Work instructions: Return all lines below containing the word "this".

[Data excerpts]
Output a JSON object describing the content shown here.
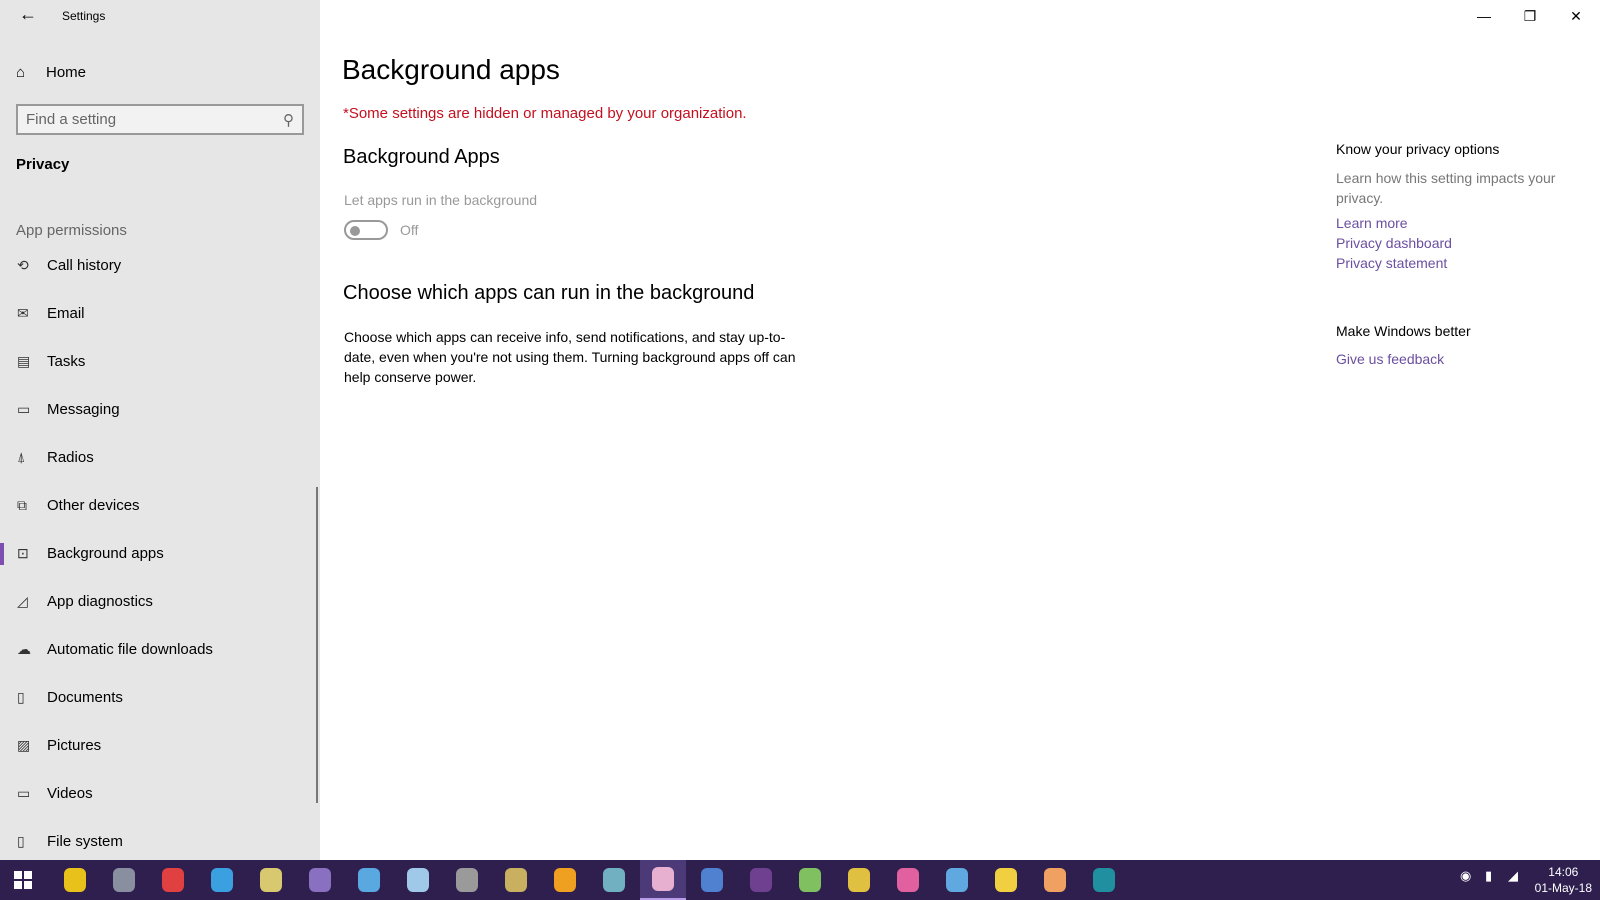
{
  "window": {
    "title": "Settings",
    "minimize": "—",
    "restore": "❐",
    "close": "✕"
  },
  "sidebar": {
    "back": "←",
    "home": "Home",
    "search_placeholder": "Find a setting",
    "section": "Privacy",
    "group": "App permissions",
    "items": [
      {
        "label": "Call history",
        "icon": "⟲"
      },
      {
        "label": "Email",
        "icon": "✉"
      },
      {
        "label": "Tasks",
        "icon": "▤"
      },
      {
        "label": "Messaging",
        "icon": "▭"
      },
      {
        "label": "Radios",
        "icon": "⍋"
      },
      {
        "label": "Other devices",
        "icon": "⧉"
      },
      {
        "label": "Background apps",
        "icon": "⊡",
        "active": true
      },
      {
        "label": "App diagnostics",
        "icon": "◿"
      },
      {
        "label": "Automatic file downloads",
        "icon": "☁"
      },
      {
        "label": "Documents",
        "icon": "▯"
      },
      {
        "label": "Pictures",
        "icon": "▨"
      },
      {
        "label": "Videos",
        "icon": "▭"
      },
      {
        "label": "File system",
        "icon": "▯"
      }
    ]
  },
  "main": {
    "title": "Background apps",
    "notice": "*Some settings are hidden or managed by your organization.",
    "section1": "Background Apps",
    "toggle_label": "Let apps run in the background",
    "toggle_state": "Off",
    "section2": "Choose which apps can run in the background",
    "description": "Choose which apps can receive info, send notifications, and stay up-to-date, even when you're not using them. Turning background apps off can help conserve power."
  },
  "aside": {
    "privacy_heading": "Know your privacy options",
    "privacy_text": "Learn how this setting impacts your privacy.",
    "links": [
      "Learn more",
      "Privacy dashboard",
      "Privacy statement"
    ],
    "better_heading": "Make Windows better",
    "feedback": "Give us feedback"
  },
  "taskbar": {
    "time": "14:06",
    "date": "01-May-18",
    "app_colors": [
      "#e8c21a",
      "#8a8fa0",
      "#e04040",
      "#3ba0e0",
      "#d8c870",
      "#8a70c0",
      "#5aa8e0",
      "#a0c8e8",
      "#9a9a9a",
      "#c8b060",
      "#f0a020",
      "#70b0c0",
      "#e8b0d0",
      "#5080d0",
      "#704090",
      "#80c060",
      "#e0c040",
      "#e060a0",
      "#60a8e0",
      "#f0d040",
      "#f0a060",
      "#2090a0"
    ]
  },
  "colors": {
    "accent": "#7e4fb0",
    "link": "#6b4fa0",
    "warning": "#c50f1f",
    "taskbar": "#2e1f4e"
  }
}
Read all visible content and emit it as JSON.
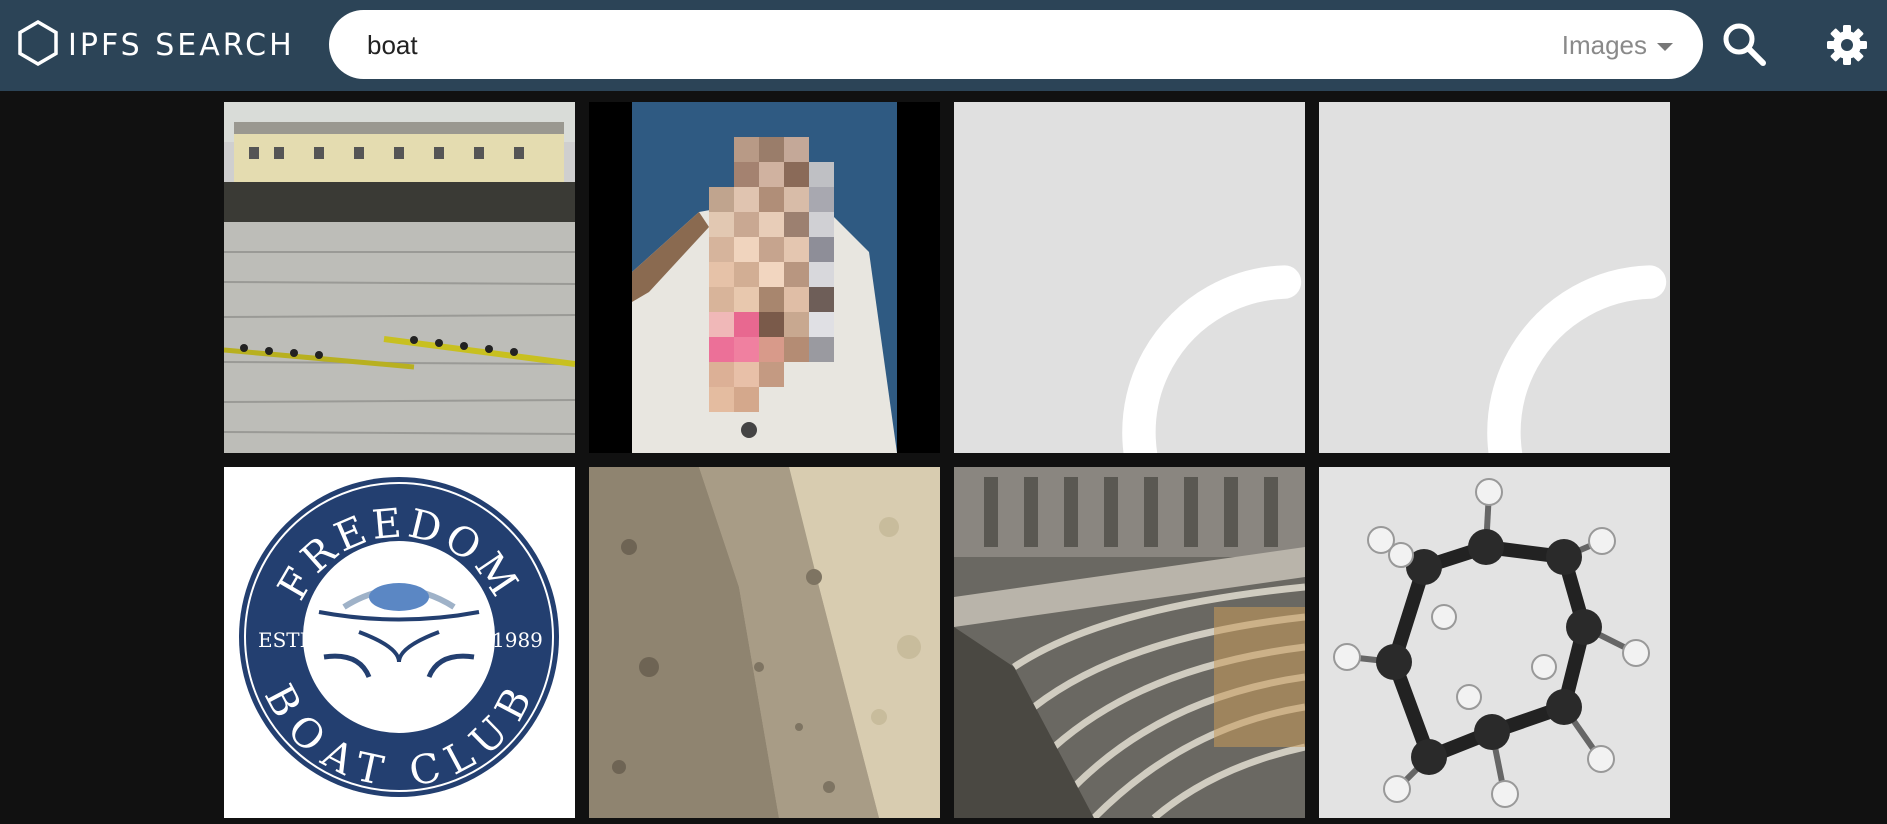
{
  "header": {
    "logo_text": "IPFS SEARCH",
    "logo_icon": "hexagon-icon",
    "bg_color": "#2c4457"
  },
  "search": {
    "query": "boat",
    "type_selected": "Images",
    "search_icon": "search-icon",
    "settings_icon": "gear-icon"
  },
  "results": {
    "items": [
      {
        "kind": "image",
        "description": "rowing-race-photo"
      },
      {
        "kind": "image",
        "description": "boat-photo-pixelated"
      },
      {
        "kind": "loading"
      },
      {
        "kind": "loading"
      },
      {
        "kind": "image",
        "description": "freedom-boat-club-logo",
        "logo_text": {
          "top": "FREEDOM",
          "bottom": "BOAT CLUB",
          "left": "ESTD",
          "right": "1989"
        }
      },
      {
        "kind": "image",
        "description": "trench-photo"
      },
      {
        "kind": "image",
        "description": "ship-hull-frames-photo"
      },
      {
        "kind": "image",
        "description": "cyclooctane-molecule-model"
      }
    ]
  }
}
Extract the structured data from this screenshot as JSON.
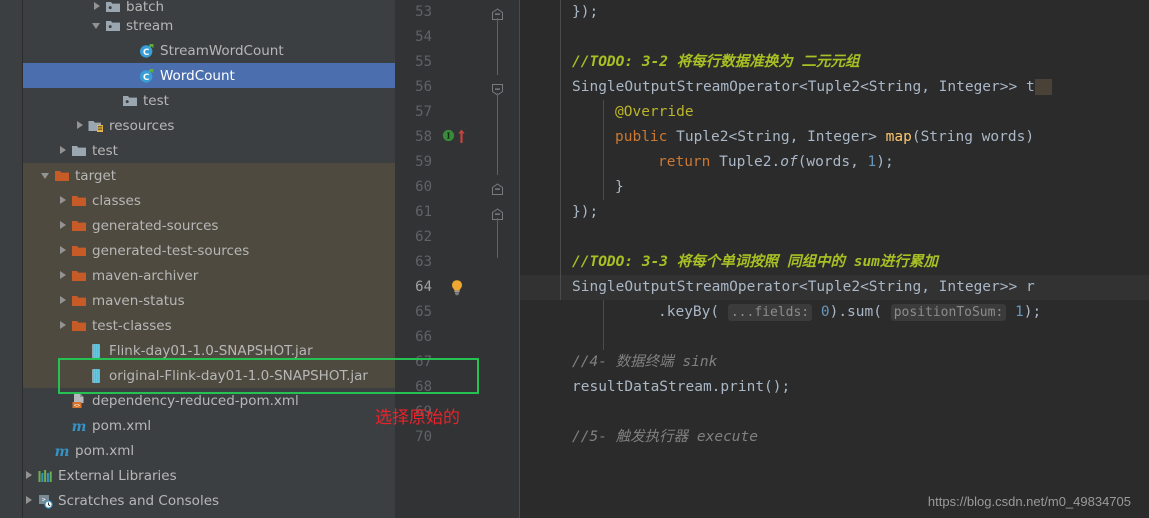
{
  "project_tree": {
    "items": [
      {
        "label": "batch",
        "indent": 4,
        "arrow": "right",
        "icon": "package-folder-icon",
        "state": "normal",
        "clipped": true
      },
      {
        "label": "stream",
        "indent": 4,
        "arrow": "down",
        "icon": "package-folder-icon",
        "state": "normal"
      },
      {
        "label": "StreamWordCount",
        "indent": 6,
        "arrow": "none",
        "icon": "java-class-runnable-icon",
        "state": "normal"
      },
      {
        "label": "WordCount",
        "indent": 6,
        "arrow": "none",
        "icon": "java-class-runnable-icon",
        "state": "selected"
      },
      {
        "label": "test",
        "indent": 5,
        "arrow": "none",
        "icon": "package-folder-icon",
        "state": "normal"
      },
      {
        "label": "resources",
        "indent": 3,
        "arrow": "right",
        "icon": "resources-folder-icon",
        "state": "normal"
      },
      {
        "label": "test",
        "indent": 2,
        "arrow": "right",
        "icon": "folder-icon",
        "state": "normal"
      },
      {
        "label": "target",
        "indent": 1,
        "arrow": "down",
        "icon": "excluded-folder-icon",
        "state": "excluded"
      },
      {
        "label": "classes",
        "indent": 2,
        "arrow": "right",
        "icon": "excluded-folder-icon",
        "state": "excluded"
      },
      {
        "label": "generated-sources",
        "indent": 2,
        "arrow": "right",
        "icon": "excluded-folder-icon",
        "state": "excluded"
      },
      {
        "label": "generated-test-sources",
        "indent": 2,
        "arrow": "right",
        "icon": "excluded-folder-icon",
        "state": "excluded"
      },
      {
        "label": "maven-archiver",
        "indent": 2,
        "arrow": "right",
        "icon": "excluded-folder-icon",
        "state": "excluded"
      },
      {
        "label": "maven-status",
        "indent": 2,
        "arrow": "right",
        "icon": "excluded-folder-icon",
        "state": "excluded"
      },
      {
        "label": "test-classes",
        "indent": 2,
        "arrow": "right",
        "icon": "excluded-folder-icon",
        "state": "excluded"
      },
      {
        "label": "Flink-day01-1.0-SNAPSHOT.jar",
        "indent": 3,
        "arrow": "none",
        "icon": "jar-file-icon",
        "state": "excluded"
      },
      {
        "label": "original-Flink-day01-1.0-SNAPSHOT.jar",
        "indent": 3,
        "arrow": "none",
        "icon": "jar-file-icon",
        "state": "excluded",
        "highlighted": true
      },
      {
        "label": "dependency-reduced-pom.xml",
        "indent": 2,
        "arrow": "none",
        "icon": "xml-file-icon",
        "state": "normal"
      },
      {
        "label": "pom.xml",
        "indent": 2,
        "arrow": "none",
        "icon": "maven-pom-icon",
        "state": "normal"
      },
      {
        "label": "pom.xml",
        "indent": 1,
        "arrow": "none",
        "icon": "maven-pom-icon",
        "state": "normal"
      },
      {
        "label": "External Libraries",
        "indent": 0,
        "arrow": "right",
        "icon": "libraries-icon",
        "state": "normal"
      },
      {
        "label": "Scratches and Consoles",
        "indent": 0,
        "arrow": "right",
        "icon": "scratches-icon",
        "state": "normal"
      }
    ]
  },
  "editor": {
    "first_line": 53,
    "last_line": 70,
    "line_numbers": [
      "53",
      "54",
      "55",
      "56",
      "57",
      "58",
      "59",
      "60",
      "61",
      "62",
      "63",
      "64",
      "65",
      "66",
      "67",
      "68",
      "69",
      "70"
    ],
    "current_line": 64,
    "gutter_markers": [
      {
        "line": 58,
        "icon": "implementing-method-icon"
      },
      {
        "line": 58,
        "icon": "overriding-arrow-icon"
      },
      {
        "line": 64,
        "icon": "intention-bulb-icon"
      }
    ],
    "code_lines": {
      "l53": "});",
      "l54": "",
      "l55_comment": "//TODO: 3-2 将每行数据准换为 二元元组",
      "l56_a": "SingleOutputStreamOperator<Tuple2<String, Integer>> t",
      "l57_annotation": "@Override",
      "l58_mod": "public",
      "l58_sig": " Tuple2<String, Integer> ",
      "l58_meth": "map",
      "l58_args": "(String words)",
      "l59_kw": "return",
      "l59_a": " Tuple2.",
      "l59_of": "of",
      "l59_b": "(words, ",
      "l59_num": "1",
      "l59_c": ");",
      "l60": "}",
      "l61": "});",
      "l62": "",
      "l63_comment": "//TODO: 3-3 将每个单词按照 同组中的 sum进行累加",
      "l64_a": "SingleOutputStreamOperator<Tuple2<String, Integer>> r",
      "l65_a": ".keyBy(",
      "l65_hint1": "...fields:",
      "l65_num1": "0",
      "l65_b": ").sum(",
      "l65_hint2": "positionToSum:",
      "l65_num2": "1",
      "l65_c": ");",
      "l66": "",
      "l67_comment": "//4- 数据终端 sink",
      "l68": "resultDataStream.print();",
      "l69": "",
      "l70_comment": "//5- 触发执行器 execute"
    }
  },
  "annotations": {
    "red_note": "选择原始的",
    "green_highlight_target": "original-Flink-day01-1.0-SNAPSHOT.jar",
    "green_color": "#26c153",
    "red_color": "#e8232c"
  },
  "watermark": {
    "url": "https://blog.csdn.net/m0_49834705"
  }
}
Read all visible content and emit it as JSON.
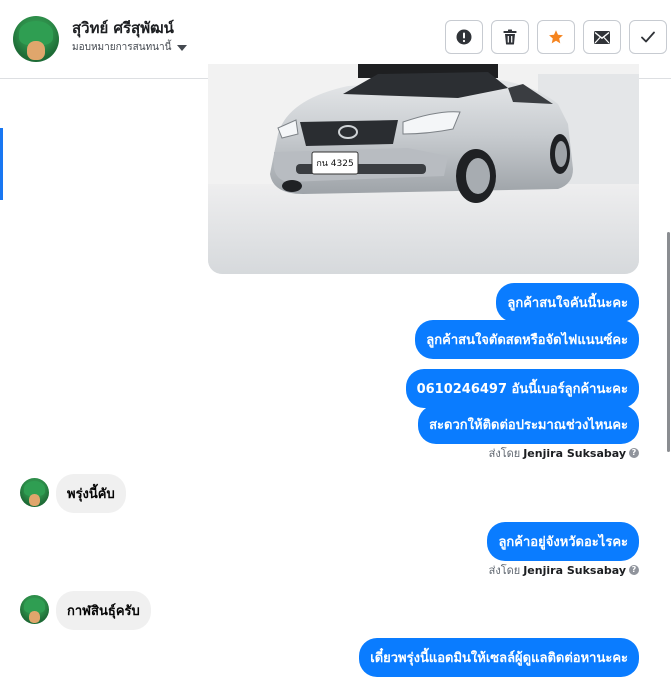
{
  "header": {
    "user_name": "สุวิทย์ ศรีสุพัฒน์",
    "assign_label": "มอบหมายการสนทนานี้",
    "actions": [
      {
        "name": "report-button",
        "icon": "exclamation-icon"
      },
      {
        "name": "delete-button",
        "icon": "trash-icon"
      },
      {
        "name": "star-button",
        "icon": "star-icon",
        "color": "#f5841f"
      },
      {
        "name": "unread-button",
        "icon": "envelope-icon"
      },
      {
        "name": "done-button",
        "icon": "check-icon"
      }
    ]
  },
  "attachment": {
    "plate_text": "กน 4325"
  },
  "messages": [
    {
      "side": "out",
      "text": "ลูกค้าสนใจคันนี้นะคะ"
    },
    {
      "side": "out",
      "text": "ลูกค้าสนใจตัดสดหรือจัดไฟแนนซ์คะ"
    },
    {
      "side": "out",
      "text": "0610246497  อันนี้เบอร์ลูกค้านะคะ"
    },
    {
      "side": "out",
      "text": "สะดวกให้ติดต่อประมาณช่วงไหนคะ"
    },
    {
      "side": "out",
      "text": "ลูกค้าอยู่จังหวัดอะไรคะ"
    },
    {
      "side": "in",
      "text": "พรุ่งนี้คับ"
    },
    {
      "side": "in",
      "text": "กาฬสินธุ์ครับ"
    },
    {
      "side": "out",
      "text": "เดี๋ยวพรุ่งนี้แอดมินให้เซลล์ผู้ดูแลติดต่อหานะคะ"
    }
  ],
  "sent_by": {
    "prefix": "ส่งโดย",
    "name": "Jenjira Suksabay",
    "help_glyph": "?"
  },
  "colors": {
    "outgoing_bubble": "#0a7cff",
    "incoming_bubble": "#f0f0f0",
    "accent": "#1877f2"
  }
}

Solution to the exercise:
    "privacy_text": "Learn how this setting impacts your privacy.",
Extract the structured data from this screenshot as JSON.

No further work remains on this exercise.